(PROBLEM REQUIREMENTS) Print the listing that follows, character for character.

(Chart and figure data)
┌──

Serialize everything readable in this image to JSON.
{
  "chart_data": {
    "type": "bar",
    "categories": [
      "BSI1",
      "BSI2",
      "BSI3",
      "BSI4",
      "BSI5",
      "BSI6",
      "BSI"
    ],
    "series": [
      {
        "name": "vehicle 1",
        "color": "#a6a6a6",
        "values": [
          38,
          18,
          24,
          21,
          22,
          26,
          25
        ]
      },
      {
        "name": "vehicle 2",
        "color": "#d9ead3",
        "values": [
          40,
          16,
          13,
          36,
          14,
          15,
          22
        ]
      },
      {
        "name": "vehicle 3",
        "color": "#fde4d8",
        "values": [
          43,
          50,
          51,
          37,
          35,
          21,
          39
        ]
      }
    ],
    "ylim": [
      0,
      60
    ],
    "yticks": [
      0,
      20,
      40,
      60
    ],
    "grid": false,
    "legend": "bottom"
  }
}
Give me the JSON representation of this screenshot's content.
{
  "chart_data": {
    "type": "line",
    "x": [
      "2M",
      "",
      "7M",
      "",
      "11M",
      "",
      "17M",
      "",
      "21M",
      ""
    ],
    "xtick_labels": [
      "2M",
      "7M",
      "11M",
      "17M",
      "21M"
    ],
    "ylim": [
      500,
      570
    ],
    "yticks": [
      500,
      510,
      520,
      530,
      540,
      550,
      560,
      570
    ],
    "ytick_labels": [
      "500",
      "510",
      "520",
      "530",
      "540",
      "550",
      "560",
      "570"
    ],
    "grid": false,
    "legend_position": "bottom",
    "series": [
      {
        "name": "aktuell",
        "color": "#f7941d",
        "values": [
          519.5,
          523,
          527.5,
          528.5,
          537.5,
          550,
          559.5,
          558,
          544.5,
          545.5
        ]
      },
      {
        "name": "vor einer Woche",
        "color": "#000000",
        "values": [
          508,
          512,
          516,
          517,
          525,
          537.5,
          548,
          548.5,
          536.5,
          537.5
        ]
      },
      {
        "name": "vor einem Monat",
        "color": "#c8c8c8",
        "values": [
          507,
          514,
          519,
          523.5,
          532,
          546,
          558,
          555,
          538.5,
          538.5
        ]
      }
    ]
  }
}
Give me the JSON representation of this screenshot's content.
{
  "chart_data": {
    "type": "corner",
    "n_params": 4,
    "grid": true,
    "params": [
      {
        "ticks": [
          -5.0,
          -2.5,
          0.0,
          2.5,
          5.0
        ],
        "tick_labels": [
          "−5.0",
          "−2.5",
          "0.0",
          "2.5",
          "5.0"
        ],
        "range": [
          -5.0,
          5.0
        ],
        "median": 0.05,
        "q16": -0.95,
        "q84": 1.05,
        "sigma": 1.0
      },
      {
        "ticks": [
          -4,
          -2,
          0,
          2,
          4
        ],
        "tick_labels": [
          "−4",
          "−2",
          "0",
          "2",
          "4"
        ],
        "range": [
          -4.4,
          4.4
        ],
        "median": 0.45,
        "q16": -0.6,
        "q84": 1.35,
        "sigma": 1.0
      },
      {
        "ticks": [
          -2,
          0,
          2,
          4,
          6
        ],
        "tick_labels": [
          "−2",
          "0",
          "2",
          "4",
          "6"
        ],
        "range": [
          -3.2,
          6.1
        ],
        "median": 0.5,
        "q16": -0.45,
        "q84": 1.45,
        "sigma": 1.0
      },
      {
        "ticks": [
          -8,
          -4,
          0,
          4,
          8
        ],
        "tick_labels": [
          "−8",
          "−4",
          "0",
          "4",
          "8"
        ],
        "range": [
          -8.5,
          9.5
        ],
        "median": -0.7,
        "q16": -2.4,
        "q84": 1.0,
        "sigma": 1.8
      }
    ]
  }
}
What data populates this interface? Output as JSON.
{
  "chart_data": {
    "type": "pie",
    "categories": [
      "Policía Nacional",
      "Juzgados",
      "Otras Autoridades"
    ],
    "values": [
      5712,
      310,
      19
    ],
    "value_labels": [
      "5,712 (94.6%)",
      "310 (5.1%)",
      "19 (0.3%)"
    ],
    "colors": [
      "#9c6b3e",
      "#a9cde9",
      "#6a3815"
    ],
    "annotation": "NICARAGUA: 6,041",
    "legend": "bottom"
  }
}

└──

(TASK SOLUTION)
Serialize everything readable in this image to JSON.
{
  "chart_data": {
    "type": "bar",
    "categories": [
      "BSI1",
      "BSI2",
      "BSI3",
      "BSI4",
      "BSI5",
      "BSI6",
      "BSI"
    ],
    "series": [
      {
        "name": "vehicle 1",
        "color": "#a6a6a6",
        "values": [
          38,
          18,
          24,
          21,
          22,
          26,
          25
        ]
      },
      {
        "name": "vehicle 2",
        "color": "#d9ead3",
        "values": [
          40,
          16,
          13,
          36,
          14,
          15,
          22
        ]
      },
      {
        "name": "vehicle 3",
        "color": "#fde4d8",
        "values": [
          43,
          50,
          51,
          37,
          35,
          21,
          39
        ]
      }
    ],
    "ylim": [
      0,
      60
    ],
    "yticks": [
      0,
      20,
      40,
      60
    ],
    "grid": false,
    "legend": "bottom"
  }
}
Give me the JSON representation of this screenshot's content.
{
  "chart_data": {
    "type": "line",
    "x": [
      "2M",
      "",
      "7M",
      "",
      "11M",
      "",
      "17M",
      "",
      "21M",
      ""
    ],
    "xtick_labels": [
      "2M",
      "7M",
      "11M",
      "17M",
      "21M"
    ],
    "ylim": [
      500,
      570
    ],
    "yticks": [
      500,
      510,
      520,
      530,
      540,
      550,
      560,
      570
    ],
    "ytick_labels": [
      "500",
      "510",
      "520",
      "530",
      "540",
      "550",
      "560",
      "570"
    ],
    "grid": false,
    "legend_position": "bottom",
    "series": [
      {
        "name": "aktuell",
        "color": "#f7941d",
        "values": [
          519.5,
          523,
          527.5,
          528.5,
          537.5,
          550,
          559.5,
          558,
          544.5,
          545.5
        ]
      },
      {
        "name": "vor einer Woche",
        "color": "#000000",
        "values": [
          508,
          512,
          516,
          517,
          525,
          537.5,
          548,
          548.5,
          536.5,
          537.5
        ]
      },
      {
        "name": "vor einem Monat",
        "color": "#c8c8c8",
        "values": [
          507,
          514,
          519,
          523.5,
          532,
          546,
          558,
          555,
          538.5,
          538.5
        ]
      }
    ]
  }
}
Give me the JSON representation of this screenshot's content.
{
  "chart_data": {
    "type": "corner",
    "n_params": 4,
    "grid": true,
    "params": [
      {
        "ticks": [
          -5.0,
          -2.5,
          0.0,
          2.5,
          5.0
        ],
        "tick_labels": [
          "−5.0",
          "−2.5",
          "0.0",
          "2.5",
          "5.0"
        ],
        "range": [
          -5.0,
          5.0
        ],
        "median": 0.05,
        "q16": -0.95,
        "q84": 1.05,
        "sigma": 1.0
      },
      {
        "ticks": [
          -4,
          -2,
          0,
          2,
          4
        ],
        "tick_labels": [
          "−4",
          "−2",
          "0",
          "2",
          "4"
        ],
        "range": [
          -4.4,
          4.4
        ],
        "median": 0.45,
        "q16": -0.6,
        "q84": 1.35,
        "sigma": 1.0
      },
      {
        "ticks": [
          -2,
          0,
          2,
          4,
          6
        ],
        "tick_labels": [
          "−2",
          "0",
          "2",
          "4",
          "6"
        ],
        "range": [
          -3.2,
          6.1
        ],
        "median": 0.5,
        "q16": -0.45,
        "q84": 1.45,
        "sigma": 1.0
      },
      {
        "ticks": [
          -8,
          -4,
          0,
          4,
          8
        ],
        "tick_labels": [
          "−8",
          "−4",
          "0",
          "4",
          "8"
        ],
        "range": [
          -8.5,
          9.5
        ],
        "median": -0.7,
        "q16": -2.4,
        "q84": 1.0,
        "sigma": 1.8
      }
    ]
  }
}
What data populates this interface? Output as JSON.
{
  "chart_data": {
    "type": "pie",
    "categories": [
      "Policía Nacional",
      "Juzgados",
      "Otras Autoridades"
    ],
    "values": [
      5712,
      310,
      19
    ],
    "value_labels": [
      "5,712 (94.6%)",
      "310 (5.1%)",
      "19 (0.3%)"
    ],
    "colors": [
      "#9c6b3e",
      "#a9cde9",
      "#6a3815"
    ],
    "annotation": "NICARAGUA: 6,041",
    "legend": "bottom"
  }
}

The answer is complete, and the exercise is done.